Print the data exactly as it is given, please.

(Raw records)
[start]

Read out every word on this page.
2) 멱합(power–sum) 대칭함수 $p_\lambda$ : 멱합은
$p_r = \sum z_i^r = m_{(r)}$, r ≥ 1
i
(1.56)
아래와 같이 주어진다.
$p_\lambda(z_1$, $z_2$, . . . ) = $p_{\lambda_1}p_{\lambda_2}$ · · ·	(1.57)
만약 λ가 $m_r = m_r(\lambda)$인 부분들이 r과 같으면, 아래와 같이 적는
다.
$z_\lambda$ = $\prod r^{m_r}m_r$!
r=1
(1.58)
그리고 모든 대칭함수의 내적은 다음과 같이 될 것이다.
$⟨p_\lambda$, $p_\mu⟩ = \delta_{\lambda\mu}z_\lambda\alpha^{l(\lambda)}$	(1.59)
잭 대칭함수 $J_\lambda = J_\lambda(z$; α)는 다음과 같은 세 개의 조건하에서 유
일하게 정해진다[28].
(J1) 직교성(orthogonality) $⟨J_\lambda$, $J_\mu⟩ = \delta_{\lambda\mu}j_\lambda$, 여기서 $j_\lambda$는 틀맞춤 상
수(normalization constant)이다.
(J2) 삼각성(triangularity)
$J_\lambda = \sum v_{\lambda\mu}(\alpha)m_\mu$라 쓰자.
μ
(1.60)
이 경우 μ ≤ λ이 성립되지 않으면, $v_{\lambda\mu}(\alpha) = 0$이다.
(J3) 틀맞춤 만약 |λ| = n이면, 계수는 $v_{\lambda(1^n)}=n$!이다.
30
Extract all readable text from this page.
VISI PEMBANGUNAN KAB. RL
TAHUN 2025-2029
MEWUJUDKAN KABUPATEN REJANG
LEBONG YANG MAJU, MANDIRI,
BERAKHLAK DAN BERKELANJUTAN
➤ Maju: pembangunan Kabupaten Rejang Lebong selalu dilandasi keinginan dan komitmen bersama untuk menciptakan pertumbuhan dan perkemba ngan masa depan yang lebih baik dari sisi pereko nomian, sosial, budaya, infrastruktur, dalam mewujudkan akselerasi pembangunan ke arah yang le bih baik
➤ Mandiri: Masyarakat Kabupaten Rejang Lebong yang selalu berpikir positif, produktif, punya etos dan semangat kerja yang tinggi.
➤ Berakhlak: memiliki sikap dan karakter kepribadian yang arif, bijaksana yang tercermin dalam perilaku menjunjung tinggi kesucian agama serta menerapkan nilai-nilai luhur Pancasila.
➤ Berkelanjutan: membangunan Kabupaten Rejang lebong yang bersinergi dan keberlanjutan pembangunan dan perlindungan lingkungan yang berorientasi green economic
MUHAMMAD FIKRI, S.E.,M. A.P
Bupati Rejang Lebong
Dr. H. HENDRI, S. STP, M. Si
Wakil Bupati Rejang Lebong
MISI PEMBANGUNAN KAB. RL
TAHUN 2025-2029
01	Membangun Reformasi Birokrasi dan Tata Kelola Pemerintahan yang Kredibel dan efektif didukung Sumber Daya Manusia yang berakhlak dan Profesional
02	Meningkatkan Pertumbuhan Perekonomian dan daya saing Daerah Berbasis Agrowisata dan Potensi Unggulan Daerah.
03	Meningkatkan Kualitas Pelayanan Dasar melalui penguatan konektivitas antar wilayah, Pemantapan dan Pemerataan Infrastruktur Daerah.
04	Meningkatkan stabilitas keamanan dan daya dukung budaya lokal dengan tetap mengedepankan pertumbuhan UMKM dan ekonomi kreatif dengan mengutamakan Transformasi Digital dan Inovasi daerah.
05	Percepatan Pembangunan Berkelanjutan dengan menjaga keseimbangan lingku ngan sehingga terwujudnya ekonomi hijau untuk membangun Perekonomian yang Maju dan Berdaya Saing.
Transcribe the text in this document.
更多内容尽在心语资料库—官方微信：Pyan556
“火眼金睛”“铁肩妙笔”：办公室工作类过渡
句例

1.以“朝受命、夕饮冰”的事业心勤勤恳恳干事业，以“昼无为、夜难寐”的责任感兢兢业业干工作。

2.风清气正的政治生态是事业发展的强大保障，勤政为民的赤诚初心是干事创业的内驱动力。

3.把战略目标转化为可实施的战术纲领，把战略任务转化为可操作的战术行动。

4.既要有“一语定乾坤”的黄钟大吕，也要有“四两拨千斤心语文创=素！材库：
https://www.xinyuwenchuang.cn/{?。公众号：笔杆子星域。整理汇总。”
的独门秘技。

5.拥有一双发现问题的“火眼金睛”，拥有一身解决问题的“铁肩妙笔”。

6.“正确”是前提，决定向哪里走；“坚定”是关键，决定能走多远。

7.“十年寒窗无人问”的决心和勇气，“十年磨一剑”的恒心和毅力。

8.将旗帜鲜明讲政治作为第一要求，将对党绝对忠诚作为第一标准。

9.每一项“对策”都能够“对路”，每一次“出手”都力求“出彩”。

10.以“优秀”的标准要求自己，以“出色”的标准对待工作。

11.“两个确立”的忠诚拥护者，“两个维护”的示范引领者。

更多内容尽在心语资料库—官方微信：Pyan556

[end]

▸ ANSWER TO THIS EXERCISE:
Read out every word on this page.
2) 멱합(power–sum) 대칭함수 $p_\lambda$ : 멱합은
$p_r = \sum z_i^r = m_{(r)}$, r ≥ 1
i
(1.56)
아래와 같이 주어진다.
$p_\lambda(z_1$, $z_2$, . . . ) = $p_{\lambda_1}p_{\lambda_2}$ · · ·	(1.57)
만약 λ가 $m_r = m_r(\lambda)$인 부분들이 r과 같으면, 아래와 같이 적는
다.
$z_\lambda$ = $\prod r^{m_r}m_r$!
r=1
(1.58)
그리고 모든 대칭함수의 내적은 다음과 같이 될 것이다.
$⟨p_\lambda$, $p_\mu⟩ = \delta_{\lambda\mu}z_\lambda\alpha^{l(\lambda)}$	(1.59)
잭 대칭함수 $J_\lambda = J_\lambda(z$; α)는 다음과 같은 세 개의 조건하에서 유
일하게 정해진다[28].
(J1) 직교성(orthogonality) $⟨J_\lambda$, $J_\mu⟩ = \delta_{\lambda\mu}j_\lambda$, 여기서 $j_\lambda$는 틀맞춤 상
수(normalization constant)이다.
(J2) 삼각성(triangularity)
$J_\lambda = \sum v_{\lambda\mu}(\alpha)m_\mu$라 쓰자.
μ
(1.60)
이 경우 μ ≤ λ이 성립되지 않으면, $v_{\lambda\mu}(\alpha) = 0$이다.
(J3) 틀맞춤 만약 |λ| = n이면, 계수는 $v_{\lambda(1^n)}=n$!이다.
30
Extract all readable text from this page.
VISI PEMBANGUNAN KAB. RL
TAHUN 2025-2029
MEWUJUDKAN KABUPATEN REJANG
LEBONG YANG MAJU, MANDIRI,
BERAKHLAK DAN BERKELANJUTAN
➤ Maju: pembangunan Kabupaten Rejang Lebong selalu dilandasi keinginan dan komitmen bersama untuk menciptakan pertumbuhan dan perkemba ngan masa depan yang lebih baik dari sisi pereko nomian, sosial, budaya, infrastruktur, dalam mewujudkan akselerasi pembangunan ke arah yang le bih baik
➤ Mandiri: Masyarakat Kabupaten Rejang Lebong yang selalu berpikir positif, produktif, punya etos dan semangat kerja yang tinggi.
➤ Berakhlak: memiliki sikap dan karakter kepribadian yang arif, bijaksana yang tercermin dalam perilaku menjunjung tinggi kesucian agama serta menerapkan nilai-nilai luhur Pancasila.
➤ Berkelanjutan: membangunan Kabupaten Rejang lebong yang bersinergi dan keberlanjutan pembangunan dan perlindungan lingkungan yang berorientasi green economic
MUHAMMAD FIKRI, S.E.,M. A.P
Bupati Rejang Lebong
Dr. H. HENDRI, S. STP, M. Si
Wakil Bupati Rejang Lebong
MISI PEMBANGUNAN KAB. RL
TAHUN 2025-2029
01	Membangun Reformasi Birokrasi dan Tata Kelola Pemerintahan yang Kredibel dan efektif didukung Sumber Daya Manusia yang berakhlak dan Profesional
02	Meningkatkan Pertumbuhan Perekonomian dan daya saing Daerah Berbasis Agrowisata dan Potensi Unggulan Daerah.
03	Meningkatkan Kualitas Pelayanan Dasar melalui penguatan konektivitas antar wilayah, Pemantapan dan Pemerataan Infrastruktur Daerah.
04	Meningkatkan stabilitas keamanan dan daya dukung budaya lokal dengan tetap mengedepankan pertumbuhan UMKM dan ekonomi kreatif dengan mengutamakan Transformasi Digital dan Inovasi daerah.
05	Percepatan Pembangunan Berkelanjutan dengan menjaga keseimbangan lingku ngan sehingga terwujudnya ekonomi hijau untuk membangun Perekonomian yang Maju dan Berdaya Saing.
Transcribe the text in this document.
更多内容尽在心语资料库—官方微信：Pyan556
“火眼金睛”“铁肩妙笔”：办公室工作类过渡
句例

1.以“朝受命、夕饮冰”的事业心勤勤恳恳干事业，以“昼无为、夜难寐”的责任感兢兢业业干工作。

2.风清气正的政治生态是事业发展的强大保障，勤政为民的赤诚初心是干事创业的内驱动力。

3.把战略目标转化为可实施的战术纲领，把战略任务转化为可操作的战术行动。

4.既要有“一语定乾坤”的黄钟大吕，也要有“四两拨千斤心语文创=素！材库：
https://www.xinyuwenchuang.cn/{?。公众号：笔杆子星域。整理汇总。”
的独门秘技。

5.拥有一双发现问题的“火眼金睛”，拥有一身解决问题的“铁肩妙笔”。

6.“正确”是前提，决定向哪里走；“坚定”是关键，决定能走多远。

7.“十年寒窗无人问”的决心和勇气，“十年磨一剑”的恒心和毅力。

8.将旗帜鲜明讲政治作为第一要求，将对党绝对忠诚作为第一标准。

9.每一项“对策”都能够“对路”，每一次“出手”都力求“出彩”。

10.以“优秀”的标准要求自己，以“出色”的标准对待工作。

11.“两个确立”的忠诚拥护者，“两个维护”的示范引领者。

更多内容尽在心语资料库—官方微信：Pyan556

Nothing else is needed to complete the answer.